--- start ---
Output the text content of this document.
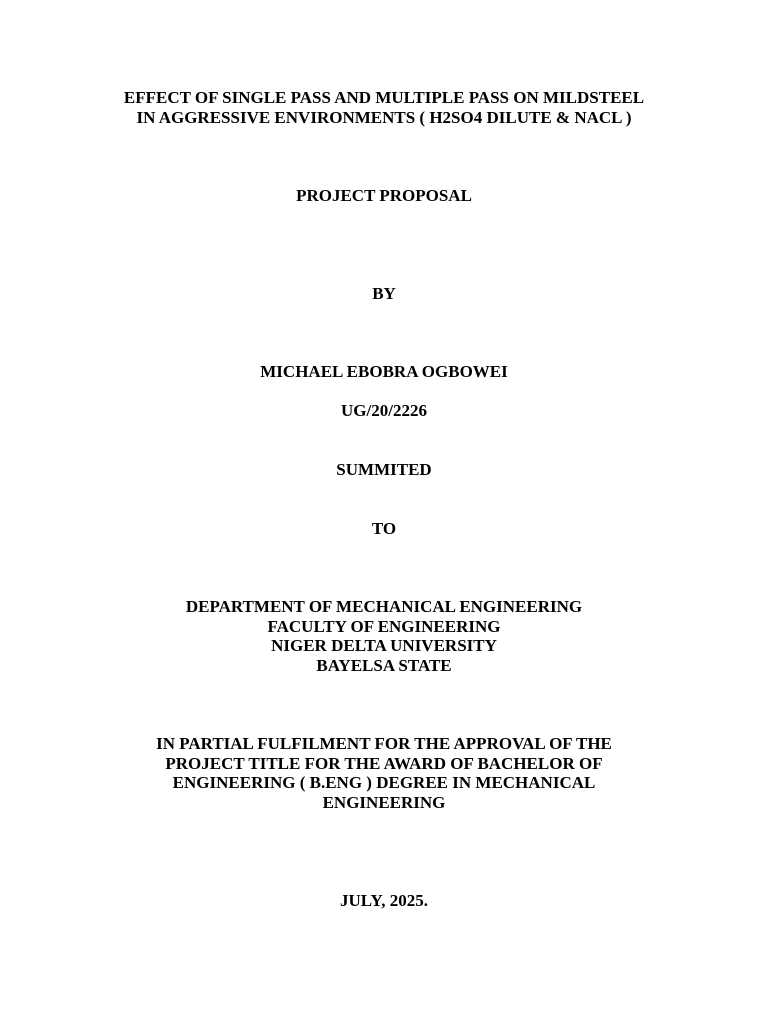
EFFECT OF SINGLE PASS AND MULTIPLE PASS ON MILDSTEEL
IN AGGRESSIVE ENVIRONMENTS ( H2SO4 DILUTE & NACL )
PROJECT PROPOSAL
BY
MICHAEL EBOBRA OGBOWEI
UG/20/2226
SUMMITED
TO
DEPARTMENT OF MECHANICAL ENGINEERING
FACULTY OF ENGINEERING
NIGER DELTA UNIVERSITY
BAYELSA STATE
IN PARTIAL FULFILMENT FOR THE APPROVAL OF THE
PROJECT TITLE FOR THE AWARD OF BACHELOR OF
ENGINEERING ( B.ENG ) DEGREE IN MECHANICAL
ENGINEERING
JULY, 2025.
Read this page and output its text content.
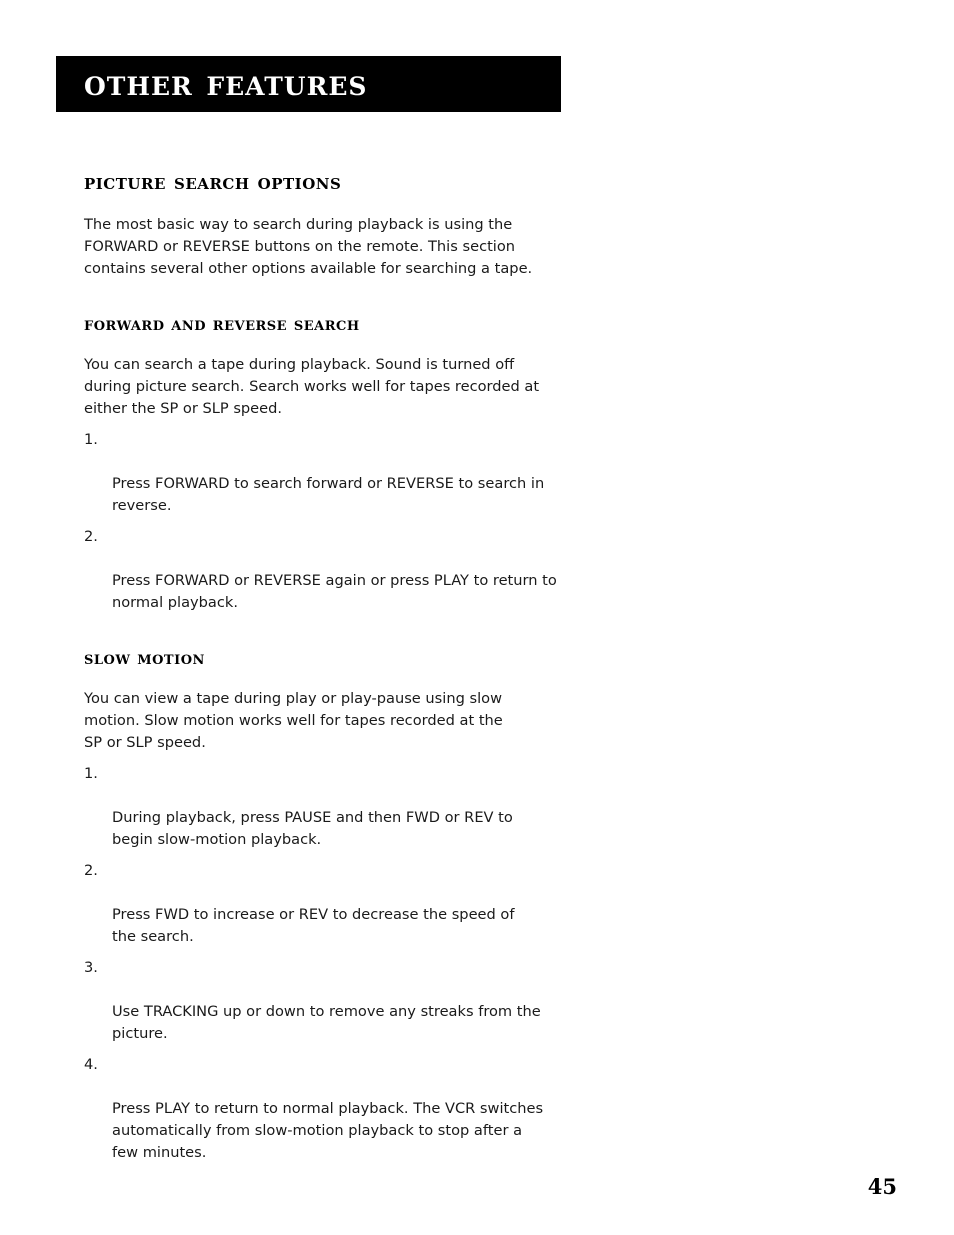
other features
picture search options

The most basic way to search during playback is using the
FORWARD or REVERSE buttons on the remote. This section
contains several other options available for searching a tape.

forward and reverse search

You can search a tape during playback. Sound is turned off
during picture search. Search works well for tapes recorded at
either the SP or SLP speed.

1.

Press FORWARD to search forward or REVERSE to search in
reverse.

2.

Press FORWARD or REVERSE again or press PLAY to return to
normal playback.

slow motion

You can view a tape during play or play-pause using slow
motion. Slow motion works well for tapes recorded at the
SP or SLP speed.

1.

During playback, press PAUSE and then FWD or REV to
begin slow-motion playback.

2.

Press FWD to increase or REV to decrease the speed of
the search.

3.

Use TRACKING up or down to remove any streaks from the
picture.

4.

Press PLAY to return to normal playback. The VCR switches
automatically from slow-motion playback to stop after a
few minutes.

45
--- end ---
--- Directions ---
From the listing above, copy all lines holding the word "picture".

--- Exercise response ---
picture search options
during picture search. Search works well for tapes recorded at
picture.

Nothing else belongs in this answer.